▸ **EXERCISE OBJECTIVE**: Look through the data below and report how many lines include "hribine". Only the number should be given.

(Data excerpts)
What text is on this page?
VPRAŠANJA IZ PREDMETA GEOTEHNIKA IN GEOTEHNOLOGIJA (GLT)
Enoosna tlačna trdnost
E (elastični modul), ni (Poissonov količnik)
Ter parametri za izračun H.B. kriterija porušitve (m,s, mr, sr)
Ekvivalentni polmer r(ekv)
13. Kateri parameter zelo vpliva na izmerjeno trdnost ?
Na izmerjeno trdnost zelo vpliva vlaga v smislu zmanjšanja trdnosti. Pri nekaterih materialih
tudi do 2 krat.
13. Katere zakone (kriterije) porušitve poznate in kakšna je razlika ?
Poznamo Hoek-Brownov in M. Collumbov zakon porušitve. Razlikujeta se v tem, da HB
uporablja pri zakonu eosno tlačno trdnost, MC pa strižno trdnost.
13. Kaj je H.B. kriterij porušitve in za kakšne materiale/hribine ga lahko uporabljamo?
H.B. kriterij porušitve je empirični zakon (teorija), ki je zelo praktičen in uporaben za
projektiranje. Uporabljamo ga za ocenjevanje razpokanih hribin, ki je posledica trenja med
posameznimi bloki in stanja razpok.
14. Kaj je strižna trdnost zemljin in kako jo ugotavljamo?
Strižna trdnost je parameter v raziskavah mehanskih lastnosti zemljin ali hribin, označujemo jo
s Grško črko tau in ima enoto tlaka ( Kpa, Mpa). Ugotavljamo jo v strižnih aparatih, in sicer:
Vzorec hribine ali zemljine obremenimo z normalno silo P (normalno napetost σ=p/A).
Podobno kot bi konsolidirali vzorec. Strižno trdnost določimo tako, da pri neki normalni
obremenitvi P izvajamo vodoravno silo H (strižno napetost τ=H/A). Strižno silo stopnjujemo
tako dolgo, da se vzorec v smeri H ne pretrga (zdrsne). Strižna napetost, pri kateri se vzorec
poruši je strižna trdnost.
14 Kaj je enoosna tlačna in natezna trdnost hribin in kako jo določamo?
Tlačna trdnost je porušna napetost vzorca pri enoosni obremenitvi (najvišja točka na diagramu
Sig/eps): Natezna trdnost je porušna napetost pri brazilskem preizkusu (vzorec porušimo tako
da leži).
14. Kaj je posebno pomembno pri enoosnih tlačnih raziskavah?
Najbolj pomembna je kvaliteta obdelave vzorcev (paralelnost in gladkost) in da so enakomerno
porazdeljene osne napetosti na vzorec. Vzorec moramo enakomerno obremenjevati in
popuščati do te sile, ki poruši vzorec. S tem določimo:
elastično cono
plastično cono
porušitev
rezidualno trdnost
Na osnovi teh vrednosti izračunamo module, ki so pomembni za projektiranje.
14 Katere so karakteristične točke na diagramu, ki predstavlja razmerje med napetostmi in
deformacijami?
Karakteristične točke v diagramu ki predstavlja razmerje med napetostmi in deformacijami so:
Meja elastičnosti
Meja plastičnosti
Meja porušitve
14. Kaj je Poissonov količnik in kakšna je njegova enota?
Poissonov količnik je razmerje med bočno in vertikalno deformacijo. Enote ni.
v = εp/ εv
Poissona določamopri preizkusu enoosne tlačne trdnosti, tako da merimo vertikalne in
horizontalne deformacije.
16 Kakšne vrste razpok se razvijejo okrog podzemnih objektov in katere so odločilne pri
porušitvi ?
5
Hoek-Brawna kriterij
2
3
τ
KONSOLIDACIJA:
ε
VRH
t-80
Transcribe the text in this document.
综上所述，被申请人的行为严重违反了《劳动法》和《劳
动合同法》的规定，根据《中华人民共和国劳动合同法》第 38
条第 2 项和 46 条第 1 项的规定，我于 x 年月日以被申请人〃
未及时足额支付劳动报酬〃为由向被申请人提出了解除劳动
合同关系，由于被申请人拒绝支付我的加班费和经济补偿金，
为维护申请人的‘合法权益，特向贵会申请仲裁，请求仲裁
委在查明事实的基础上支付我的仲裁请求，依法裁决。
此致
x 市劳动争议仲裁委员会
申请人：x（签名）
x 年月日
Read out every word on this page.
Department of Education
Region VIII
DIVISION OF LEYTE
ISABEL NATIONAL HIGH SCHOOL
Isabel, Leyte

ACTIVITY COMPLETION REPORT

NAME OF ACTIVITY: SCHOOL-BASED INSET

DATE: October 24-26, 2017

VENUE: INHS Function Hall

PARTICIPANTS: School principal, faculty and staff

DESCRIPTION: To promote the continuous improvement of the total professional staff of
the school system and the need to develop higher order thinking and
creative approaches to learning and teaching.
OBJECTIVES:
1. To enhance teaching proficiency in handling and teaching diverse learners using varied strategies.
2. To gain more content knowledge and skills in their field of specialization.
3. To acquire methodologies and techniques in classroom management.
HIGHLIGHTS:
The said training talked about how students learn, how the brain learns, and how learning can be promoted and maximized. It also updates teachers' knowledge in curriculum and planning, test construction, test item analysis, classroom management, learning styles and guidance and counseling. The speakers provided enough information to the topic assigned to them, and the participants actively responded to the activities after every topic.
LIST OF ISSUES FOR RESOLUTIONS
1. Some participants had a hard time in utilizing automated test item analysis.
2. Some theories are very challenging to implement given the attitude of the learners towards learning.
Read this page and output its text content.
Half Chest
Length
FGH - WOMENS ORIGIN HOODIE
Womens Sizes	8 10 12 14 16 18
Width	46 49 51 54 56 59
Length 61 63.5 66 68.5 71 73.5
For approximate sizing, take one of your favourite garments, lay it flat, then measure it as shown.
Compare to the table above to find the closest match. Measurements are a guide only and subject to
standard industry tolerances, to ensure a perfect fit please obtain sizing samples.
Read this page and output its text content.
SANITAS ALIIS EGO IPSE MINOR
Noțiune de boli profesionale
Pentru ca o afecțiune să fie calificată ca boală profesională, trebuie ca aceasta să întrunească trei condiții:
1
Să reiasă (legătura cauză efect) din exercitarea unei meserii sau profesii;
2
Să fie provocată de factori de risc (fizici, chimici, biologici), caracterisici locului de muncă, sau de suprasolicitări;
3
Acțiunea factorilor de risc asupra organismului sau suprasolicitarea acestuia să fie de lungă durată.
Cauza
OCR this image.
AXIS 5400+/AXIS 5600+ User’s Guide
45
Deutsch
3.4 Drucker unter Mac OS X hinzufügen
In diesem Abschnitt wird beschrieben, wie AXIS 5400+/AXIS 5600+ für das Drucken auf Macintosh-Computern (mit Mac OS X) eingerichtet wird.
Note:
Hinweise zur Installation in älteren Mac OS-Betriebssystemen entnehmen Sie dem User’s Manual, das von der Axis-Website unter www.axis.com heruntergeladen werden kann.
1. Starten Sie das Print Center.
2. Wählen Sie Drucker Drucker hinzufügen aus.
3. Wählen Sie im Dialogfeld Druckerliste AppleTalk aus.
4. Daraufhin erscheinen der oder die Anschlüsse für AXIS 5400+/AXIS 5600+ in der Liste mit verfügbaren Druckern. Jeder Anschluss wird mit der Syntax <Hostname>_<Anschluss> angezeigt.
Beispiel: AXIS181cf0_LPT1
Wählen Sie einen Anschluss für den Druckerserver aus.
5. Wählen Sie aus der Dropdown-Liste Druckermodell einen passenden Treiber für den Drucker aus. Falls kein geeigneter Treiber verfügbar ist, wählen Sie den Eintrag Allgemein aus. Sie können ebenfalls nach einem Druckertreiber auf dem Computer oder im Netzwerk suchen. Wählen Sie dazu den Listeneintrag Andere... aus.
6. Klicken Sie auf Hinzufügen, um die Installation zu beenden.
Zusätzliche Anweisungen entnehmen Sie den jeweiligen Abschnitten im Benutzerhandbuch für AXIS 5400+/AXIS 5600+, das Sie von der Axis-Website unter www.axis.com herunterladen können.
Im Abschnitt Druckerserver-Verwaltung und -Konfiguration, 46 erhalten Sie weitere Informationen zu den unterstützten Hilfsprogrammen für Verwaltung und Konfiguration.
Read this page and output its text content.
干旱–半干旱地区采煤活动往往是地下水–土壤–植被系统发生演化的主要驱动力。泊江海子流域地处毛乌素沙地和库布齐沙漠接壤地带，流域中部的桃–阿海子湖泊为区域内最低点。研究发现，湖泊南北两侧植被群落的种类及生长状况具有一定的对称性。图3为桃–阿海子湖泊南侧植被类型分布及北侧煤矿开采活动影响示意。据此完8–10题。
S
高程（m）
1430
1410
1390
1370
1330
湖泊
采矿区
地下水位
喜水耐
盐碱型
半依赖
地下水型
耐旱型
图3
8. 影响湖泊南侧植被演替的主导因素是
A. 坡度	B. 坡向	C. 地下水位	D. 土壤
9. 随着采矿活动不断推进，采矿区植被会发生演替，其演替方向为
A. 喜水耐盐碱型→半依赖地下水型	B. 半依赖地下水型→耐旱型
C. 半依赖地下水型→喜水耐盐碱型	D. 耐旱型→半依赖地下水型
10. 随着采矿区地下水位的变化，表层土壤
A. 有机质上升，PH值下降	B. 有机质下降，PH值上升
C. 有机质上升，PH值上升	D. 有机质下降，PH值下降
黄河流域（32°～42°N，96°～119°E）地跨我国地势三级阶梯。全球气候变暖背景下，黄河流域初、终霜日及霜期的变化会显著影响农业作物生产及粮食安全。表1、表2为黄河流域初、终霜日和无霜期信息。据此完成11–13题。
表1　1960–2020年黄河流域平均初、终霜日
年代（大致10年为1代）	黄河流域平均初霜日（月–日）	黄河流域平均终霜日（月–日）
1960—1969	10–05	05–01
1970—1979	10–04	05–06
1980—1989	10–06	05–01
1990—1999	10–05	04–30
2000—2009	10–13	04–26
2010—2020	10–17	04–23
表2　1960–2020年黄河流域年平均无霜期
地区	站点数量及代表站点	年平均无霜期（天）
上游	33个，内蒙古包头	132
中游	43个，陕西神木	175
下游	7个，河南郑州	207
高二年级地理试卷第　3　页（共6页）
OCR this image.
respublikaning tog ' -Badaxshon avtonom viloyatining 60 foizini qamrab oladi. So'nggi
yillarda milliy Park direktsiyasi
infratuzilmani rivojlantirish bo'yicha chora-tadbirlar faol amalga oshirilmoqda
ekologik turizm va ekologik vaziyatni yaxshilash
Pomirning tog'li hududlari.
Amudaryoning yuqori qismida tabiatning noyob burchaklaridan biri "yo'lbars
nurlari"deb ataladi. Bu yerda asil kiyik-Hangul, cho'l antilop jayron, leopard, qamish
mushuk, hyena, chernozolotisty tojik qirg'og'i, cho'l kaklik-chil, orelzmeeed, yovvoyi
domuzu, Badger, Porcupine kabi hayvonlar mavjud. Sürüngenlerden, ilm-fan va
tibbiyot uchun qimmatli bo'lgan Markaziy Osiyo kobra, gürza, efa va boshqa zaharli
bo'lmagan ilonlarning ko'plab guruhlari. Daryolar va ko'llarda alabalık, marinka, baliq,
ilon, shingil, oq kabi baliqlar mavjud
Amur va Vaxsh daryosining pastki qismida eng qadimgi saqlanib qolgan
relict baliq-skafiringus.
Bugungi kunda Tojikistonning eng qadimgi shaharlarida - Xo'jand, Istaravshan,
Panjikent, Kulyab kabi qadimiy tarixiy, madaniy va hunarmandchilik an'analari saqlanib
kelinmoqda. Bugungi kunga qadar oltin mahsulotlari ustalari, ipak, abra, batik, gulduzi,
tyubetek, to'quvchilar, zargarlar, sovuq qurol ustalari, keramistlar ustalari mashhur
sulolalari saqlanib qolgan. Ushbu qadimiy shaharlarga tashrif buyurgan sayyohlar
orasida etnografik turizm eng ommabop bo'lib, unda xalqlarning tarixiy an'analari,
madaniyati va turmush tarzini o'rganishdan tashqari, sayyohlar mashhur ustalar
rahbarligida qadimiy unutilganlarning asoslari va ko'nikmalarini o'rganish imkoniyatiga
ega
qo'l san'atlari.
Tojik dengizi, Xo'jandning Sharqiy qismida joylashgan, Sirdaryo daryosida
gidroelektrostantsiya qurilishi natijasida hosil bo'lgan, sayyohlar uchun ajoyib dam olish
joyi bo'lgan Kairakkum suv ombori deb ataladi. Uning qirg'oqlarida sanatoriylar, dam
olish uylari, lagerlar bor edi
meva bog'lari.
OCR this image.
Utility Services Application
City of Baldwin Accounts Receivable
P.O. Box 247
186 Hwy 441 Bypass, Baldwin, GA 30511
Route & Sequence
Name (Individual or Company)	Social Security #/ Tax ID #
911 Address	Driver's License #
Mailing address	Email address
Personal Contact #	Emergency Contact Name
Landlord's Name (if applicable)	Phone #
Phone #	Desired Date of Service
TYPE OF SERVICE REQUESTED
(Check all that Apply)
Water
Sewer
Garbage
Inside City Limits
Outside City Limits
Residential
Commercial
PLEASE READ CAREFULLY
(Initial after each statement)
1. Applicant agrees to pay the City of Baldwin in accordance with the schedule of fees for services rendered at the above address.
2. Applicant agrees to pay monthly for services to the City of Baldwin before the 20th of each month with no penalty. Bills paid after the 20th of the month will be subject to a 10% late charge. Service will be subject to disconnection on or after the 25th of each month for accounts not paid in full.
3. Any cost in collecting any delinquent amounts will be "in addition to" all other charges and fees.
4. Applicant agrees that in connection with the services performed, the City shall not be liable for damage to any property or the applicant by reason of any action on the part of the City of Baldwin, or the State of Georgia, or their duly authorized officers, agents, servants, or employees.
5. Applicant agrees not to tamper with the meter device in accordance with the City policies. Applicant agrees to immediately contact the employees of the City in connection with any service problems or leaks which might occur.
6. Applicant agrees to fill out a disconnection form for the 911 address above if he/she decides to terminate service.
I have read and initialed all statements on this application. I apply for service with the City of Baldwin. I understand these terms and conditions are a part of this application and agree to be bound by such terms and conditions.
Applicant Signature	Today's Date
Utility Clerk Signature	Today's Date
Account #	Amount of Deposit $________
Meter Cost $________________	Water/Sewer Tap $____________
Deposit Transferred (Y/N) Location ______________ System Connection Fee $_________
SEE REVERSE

▸ **ANSWER FOR THE TASK**: 2